15. Jahrgang | Nummer 5 | 5. März 2012

„Mit mir nicht!“ – Abschied von Thomas Langhoff

von Reinhard Wengierek

„Soll er ein gesundes, kräftiges Symbol sein für die Freiheit und glückliche Zukunft, die wir uns alle wiedererobern wollen.“ Klingt nach Flugblatt, nach Fanfare. Ein gellend pathetischer Ton, den der große deutsche Schauspieler Alexander Granach da anschlägt in seinem Glückwunsch zum 8. April 1938 an die „liebe Renate“ in Zürich. Denn die hat endlich ein Kind geboren: Thomas.
Doch das lang ersehnte Glück fällt in schwere Zeit. Die Eltern Renate und Wolfgang Langhoff sind Flüchtlinge aus Nazideutschland. Er war Theaterstar in Düsseldorf, aber auch prominenter kommunistischer Parteiaktivist, der nach dem Reichstagsbrand von der Bühne weg 13 Monate lang in KZ-Haft kam (sein Erinnerungsbuch ein Weltbestseller: „Die Moorsoldaten“); sie beendete mit der Heirat ihre Karriere. In der Schweiz fanden beide Schutz. Und Wolfgang fand wieder Arbeit im anderen, im freien deutschen Theater, im legendären Emigrantenzentrum Zürcher Schauspielhaus. Eine vergleichsweise luxuriöse Situation: Dreieinhalb-Zimmer Wohnung plus Küche, intensive Kunstproduktion bei halbwegs ordentlicher Gage für Wolfgang; doch beständig bedroht von innen (Abschiebung) wie von außen (deutsche Invasion). Ein Wartezustand zwischen Bangen und Hoffen auf Befreiung. Doch für Thomas das reine Kinderglück aus Bircher Müsli, Toblerone in einem herrlich unbeschwerten, fürsorglich abgeschirmten Musennest. „Ich dachte als Knirps schon mal, Goethe sei mein Großvater oder irgendein anderer Verwandter; Goethe gehörte zur Familie“, erinnert sich Thomas.

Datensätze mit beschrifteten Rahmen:
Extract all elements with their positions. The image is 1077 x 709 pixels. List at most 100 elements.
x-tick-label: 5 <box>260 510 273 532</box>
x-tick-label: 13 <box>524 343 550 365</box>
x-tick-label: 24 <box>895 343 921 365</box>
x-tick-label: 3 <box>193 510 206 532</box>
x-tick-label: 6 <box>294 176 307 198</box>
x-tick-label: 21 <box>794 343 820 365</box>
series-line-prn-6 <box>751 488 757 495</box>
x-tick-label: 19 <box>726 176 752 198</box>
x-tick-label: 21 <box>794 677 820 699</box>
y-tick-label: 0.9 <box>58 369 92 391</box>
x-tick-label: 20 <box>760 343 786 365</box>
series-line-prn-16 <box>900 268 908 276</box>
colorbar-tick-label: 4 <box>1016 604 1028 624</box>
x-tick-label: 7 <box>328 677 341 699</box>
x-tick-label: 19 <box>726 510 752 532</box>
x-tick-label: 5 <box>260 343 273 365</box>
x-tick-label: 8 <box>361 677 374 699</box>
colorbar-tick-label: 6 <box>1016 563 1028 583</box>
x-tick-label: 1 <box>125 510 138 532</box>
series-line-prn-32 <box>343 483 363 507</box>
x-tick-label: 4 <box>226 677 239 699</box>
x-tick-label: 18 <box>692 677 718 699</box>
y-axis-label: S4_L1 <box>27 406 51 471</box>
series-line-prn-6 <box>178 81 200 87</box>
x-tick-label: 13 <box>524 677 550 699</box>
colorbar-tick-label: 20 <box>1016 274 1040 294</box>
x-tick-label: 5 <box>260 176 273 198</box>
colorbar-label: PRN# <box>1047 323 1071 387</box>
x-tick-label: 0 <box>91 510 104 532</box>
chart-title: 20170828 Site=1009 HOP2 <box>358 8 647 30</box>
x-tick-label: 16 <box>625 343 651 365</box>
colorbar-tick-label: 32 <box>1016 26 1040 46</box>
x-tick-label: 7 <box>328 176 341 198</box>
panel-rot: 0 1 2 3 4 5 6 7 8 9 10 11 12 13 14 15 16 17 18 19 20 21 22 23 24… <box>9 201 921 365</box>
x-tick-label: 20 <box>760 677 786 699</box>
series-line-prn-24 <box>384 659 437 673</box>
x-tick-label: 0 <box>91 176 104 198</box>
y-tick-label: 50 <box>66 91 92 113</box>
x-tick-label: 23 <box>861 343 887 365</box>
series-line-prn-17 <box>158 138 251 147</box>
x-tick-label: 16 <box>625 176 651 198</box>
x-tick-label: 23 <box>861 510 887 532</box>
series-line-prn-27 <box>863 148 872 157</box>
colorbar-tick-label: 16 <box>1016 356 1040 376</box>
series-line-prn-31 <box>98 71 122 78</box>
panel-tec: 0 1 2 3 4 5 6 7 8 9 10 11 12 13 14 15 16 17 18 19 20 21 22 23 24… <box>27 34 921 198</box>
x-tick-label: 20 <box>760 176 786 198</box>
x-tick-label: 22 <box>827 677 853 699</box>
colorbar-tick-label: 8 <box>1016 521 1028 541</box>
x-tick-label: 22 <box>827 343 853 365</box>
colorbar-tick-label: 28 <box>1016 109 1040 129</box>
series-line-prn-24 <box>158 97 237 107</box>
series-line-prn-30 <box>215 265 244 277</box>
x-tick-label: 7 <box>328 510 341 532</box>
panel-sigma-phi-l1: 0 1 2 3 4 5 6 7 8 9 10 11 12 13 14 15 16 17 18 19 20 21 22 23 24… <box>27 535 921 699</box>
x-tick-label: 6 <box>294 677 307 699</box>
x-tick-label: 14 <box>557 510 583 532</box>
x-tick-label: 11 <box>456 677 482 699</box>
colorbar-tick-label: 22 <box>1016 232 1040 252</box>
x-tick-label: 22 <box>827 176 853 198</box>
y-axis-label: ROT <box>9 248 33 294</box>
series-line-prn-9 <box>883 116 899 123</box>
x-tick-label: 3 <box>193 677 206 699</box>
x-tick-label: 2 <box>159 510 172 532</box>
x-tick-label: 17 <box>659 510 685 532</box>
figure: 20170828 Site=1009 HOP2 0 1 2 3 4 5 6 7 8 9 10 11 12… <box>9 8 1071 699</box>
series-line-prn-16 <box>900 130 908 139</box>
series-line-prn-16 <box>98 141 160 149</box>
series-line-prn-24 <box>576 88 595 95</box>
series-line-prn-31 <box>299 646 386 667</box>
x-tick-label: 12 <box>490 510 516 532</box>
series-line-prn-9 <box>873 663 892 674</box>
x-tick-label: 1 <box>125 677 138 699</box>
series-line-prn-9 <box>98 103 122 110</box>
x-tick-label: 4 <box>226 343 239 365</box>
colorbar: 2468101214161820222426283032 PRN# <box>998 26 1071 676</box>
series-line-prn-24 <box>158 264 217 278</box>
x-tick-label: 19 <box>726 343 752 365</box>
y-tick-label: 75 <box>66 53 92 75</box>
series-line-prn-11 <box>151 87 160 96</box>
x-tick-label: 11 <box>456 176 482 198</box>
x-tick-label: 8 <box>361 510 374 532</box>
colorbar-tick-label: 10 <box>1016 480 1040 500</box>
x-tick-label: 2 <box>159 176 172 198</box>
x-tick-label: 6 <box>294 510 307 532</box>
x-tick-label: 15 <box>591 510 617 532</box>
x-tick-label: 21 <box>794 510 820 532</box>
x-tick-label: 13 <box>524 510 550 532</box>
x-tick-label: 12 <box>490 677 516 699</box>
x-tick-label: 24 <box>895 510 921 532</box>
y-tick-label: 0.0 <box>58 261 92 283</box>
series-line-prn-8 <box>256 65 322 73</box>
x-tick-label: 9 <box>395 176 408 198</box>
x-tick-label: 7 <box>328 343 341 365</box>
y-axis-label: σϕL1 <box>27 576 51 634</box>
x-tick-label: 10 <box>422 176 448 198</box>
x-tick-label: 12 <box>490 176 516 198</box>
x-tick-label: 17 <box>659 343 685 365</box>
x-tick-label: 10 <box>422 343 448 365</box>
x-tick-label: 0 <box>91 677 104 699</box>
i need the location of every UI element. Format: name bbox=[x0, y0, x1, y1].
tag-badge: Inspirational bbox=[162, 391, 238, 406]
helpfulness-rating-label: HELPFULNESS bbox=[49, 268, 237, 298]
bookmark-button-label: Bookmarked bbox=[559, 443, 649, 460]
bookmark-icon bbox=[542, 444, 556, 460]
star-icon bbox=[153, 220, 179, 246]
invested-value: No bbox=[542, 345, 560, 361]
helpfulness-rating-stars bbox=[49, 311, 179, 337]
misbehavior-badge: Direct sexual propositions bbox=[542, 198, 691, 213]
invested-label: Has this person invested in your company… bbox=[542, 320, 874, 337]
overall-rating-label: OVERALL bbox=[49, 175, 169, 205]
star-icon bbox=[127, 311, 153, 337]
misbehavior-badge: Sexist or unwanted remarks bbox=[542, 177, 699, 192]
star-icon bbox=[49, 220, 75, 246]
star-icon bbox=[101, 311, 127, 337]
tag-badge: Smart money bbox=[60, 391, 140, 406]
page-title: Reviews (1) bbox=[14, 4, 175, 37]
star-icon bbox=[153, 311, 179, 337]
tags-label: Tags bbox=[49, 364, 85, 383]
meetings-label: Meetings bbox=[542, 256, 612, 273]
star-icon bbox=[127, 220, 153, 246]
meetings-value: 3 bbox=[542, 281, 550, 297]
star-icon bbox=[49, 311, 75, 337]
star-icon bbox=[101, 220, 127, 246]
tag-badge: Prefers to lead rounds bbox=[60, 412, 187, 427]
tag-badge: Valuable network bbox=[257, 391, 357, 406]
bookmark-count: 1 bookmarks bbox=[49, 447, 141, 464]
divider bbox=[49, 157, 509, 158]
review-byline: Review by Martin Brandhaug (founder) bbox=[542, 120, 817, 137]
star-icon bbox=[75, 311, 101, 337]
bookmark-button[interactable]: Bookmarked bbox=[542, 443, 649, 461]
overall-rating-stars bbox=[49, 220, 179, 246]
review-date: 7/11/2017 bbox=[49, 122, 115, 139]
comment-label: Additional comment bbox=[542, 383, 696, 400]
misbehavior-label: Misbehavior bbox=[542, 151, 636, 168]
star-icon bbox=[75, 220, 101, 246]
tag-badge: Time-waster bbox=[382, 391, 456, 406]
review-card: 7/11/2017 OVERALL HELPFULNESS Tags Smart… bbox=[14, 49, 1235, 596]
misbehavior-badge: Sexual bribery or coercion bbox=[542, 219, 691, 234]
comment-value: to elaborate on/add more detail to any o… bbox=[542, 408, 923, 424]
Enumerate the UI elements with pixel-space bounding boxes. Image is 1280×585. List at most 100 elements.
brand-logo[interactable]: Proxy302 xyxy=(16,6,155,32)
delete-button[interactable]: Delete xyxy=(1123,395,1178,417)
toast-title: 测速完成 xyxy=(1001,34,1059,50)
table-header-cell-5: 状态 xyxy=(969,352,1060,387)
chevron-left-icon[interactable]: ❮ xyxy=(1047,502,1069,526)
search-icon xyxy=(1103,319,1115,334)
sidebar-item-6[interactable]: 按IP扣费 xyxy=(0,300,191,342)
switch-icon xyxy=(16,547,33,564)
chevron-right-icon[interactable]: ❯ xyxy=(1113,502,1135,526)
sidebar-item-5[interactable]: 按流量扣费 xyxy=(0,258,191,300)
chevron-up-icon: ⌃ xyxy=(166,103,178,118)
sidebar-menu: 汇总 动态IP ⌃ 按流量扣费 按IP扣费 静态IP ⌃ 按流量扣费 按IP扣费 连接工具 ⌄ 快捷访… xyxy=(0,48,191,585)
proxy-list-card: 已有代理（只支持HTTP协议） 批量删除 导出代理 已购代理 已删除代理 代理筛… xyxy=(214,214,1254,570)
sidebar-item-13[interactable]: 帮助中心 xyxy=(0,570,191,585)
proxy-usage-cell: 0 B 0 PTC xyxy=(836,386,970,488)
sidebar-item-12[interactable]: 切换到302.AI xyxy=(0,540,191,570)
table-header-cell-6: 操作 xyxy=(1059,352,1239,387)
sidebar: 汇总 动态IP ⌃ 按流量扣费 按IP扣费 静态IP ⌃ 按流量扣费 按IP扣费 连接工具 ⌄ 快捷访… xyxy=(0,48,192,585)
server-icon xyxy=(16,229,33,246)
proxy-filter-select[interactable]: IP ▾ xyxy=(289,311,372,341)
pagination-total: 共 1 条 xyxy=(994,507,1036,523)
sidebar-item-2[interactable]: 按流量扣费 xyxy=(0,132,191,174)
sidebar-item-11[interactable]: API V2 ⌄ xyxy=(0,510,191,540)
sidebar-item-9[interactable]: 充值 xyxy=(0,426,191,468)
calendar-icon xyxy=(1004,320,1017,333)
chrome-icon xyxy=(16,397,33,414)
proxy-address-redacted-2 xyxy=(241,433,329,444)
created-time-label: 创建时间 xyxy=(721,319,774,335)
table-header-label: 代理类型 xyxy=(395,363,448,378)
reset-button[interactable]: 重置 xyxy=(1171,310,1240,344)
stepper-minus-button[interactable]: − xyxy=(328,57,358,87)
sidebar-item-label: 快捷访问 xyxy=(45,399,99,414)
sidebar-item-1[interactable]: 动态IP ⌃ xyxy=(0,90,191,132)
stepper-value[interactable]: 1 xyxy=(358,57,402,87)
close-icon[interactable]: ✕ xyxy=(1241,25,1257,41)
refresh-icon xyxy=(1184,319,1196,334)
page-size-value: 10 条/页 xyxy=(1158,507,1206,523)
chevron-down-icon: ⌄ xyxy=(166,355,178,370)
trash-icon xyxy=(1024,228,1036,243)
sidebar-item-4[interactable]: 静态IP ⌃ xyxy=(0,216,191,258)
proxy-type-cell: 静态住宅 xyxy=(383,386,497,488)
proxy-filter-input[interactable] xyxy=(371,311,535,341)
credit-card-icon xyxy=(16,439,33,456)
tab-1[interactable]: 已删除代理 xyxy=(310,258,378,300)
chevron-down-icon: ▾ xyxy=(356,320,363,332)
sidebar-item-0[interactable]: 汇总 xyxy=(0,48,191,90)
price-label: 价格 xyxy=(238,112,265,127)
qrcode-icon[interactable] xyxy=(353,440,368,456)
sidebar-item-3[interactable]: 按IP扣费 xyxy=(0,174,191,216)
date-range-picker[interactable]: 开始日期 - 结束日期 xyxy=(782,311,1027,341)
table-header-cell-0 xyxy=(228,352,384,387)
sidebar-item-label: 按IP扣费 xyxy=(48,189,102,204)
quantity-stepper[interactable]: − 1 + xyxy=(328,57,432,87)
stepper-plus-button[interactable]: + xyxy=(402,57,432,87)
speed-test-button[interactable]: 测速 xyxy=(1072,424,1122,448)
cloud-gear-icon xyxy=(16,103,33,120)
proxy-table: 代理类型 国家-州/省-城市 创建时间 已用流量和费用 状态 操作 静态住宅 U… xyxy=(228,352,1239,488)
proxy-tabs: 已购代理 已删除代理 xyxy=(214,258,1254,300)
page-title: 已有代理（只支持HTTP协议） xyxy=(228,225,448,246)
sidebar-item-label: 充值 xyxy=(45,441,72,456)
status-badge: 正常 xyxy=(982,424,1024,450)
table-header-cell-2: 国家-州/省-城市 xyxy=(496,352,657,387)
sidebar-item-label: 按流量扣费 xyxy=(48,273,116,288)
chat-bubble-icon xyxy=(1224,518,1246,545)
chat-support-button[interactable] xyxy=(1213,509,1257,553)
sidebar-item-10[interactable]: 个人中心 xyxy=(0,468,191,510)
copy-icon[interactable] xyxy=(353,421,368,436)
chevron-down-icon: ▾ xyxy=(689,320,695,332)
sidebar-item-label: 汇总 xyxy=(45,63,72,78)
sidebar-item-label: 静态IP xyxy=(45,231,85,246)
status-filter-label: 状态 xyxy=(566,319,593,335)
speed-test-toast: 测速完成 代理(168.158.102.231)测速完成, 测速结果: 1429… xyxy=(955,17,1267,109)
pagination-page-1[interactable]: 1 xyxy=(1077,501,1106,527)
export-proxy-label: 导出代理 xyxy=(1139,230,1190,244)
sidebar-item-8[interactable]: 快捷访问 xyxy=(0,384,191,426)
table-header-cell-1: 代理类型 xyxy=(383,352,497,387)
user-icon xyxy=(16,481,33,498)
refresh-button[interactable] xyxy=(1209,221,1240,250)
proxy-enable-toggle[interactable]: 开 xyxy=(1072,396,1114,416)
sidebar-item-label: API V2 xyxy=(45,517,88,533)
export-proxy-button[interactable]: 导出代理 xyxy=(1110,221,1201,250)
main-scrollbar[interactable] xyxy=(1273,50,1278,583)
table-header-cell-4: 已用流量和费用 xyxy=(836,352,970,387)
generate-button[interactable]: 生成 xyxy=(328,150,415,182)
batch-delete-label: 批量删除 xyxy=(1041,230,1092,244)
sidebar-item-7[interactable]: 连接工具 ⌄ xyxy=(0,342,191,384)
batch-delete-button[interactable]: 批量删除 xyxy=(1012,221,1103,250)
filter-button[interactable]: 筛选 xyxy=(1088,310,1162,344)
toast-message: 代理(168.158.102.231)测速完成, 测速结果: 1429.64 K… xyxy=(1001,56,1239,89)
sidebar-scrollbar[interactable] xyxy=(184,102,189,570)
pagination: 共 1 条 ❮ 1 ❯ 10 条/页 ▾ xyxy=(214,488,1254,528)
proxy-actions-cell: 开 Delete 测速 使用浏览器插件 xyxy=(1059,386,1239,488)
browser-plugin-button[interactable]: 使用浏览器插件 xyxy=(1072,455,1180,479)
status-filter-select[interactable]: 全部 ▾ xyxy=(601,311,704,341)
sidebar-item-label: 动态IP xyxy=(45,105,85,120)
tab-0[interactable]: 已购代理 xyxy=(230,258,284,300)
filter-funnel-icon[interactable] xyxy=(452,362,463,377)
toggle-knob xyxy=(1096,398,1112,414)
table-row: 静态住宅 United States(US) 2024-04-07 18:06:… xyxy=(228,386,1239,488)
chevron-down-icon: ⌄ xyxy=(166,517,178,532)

◆ AUFGABE
Schreibe den Abschnitt des Textes über Thomas Langhoff zwischen "15. Jahrgang |" und "Kind geboren: Thomas.", beide eingeschlossen, noch einmal ab und tausche dabei "Glückwunsch" gegen "Gruß" aus.

◆ ERWARTETE AUSGABE
15. Jahrgang | Nummer 5 | 5. März 2012

„Mit mir nicht!“ – Abschied von Thomas Langhoff

von Reinhard Wengierek

„Soll er ein gesundes, kräftiges Symbol sein für die Freiheit und glückliche Zukunft, die wir uns alle wiedererobern wollen.“ Klingt nach Flugblatt, nach Fanfare. Ein gellend pathetischer Ton, den der große deutsche Schauspieler Alexander Granach da anschlägt in seinem Gruß zum 8. April 1938 an die „liebe Renate“ in Zürich. Denn die hat endlich ein Kind geboren: Thomas.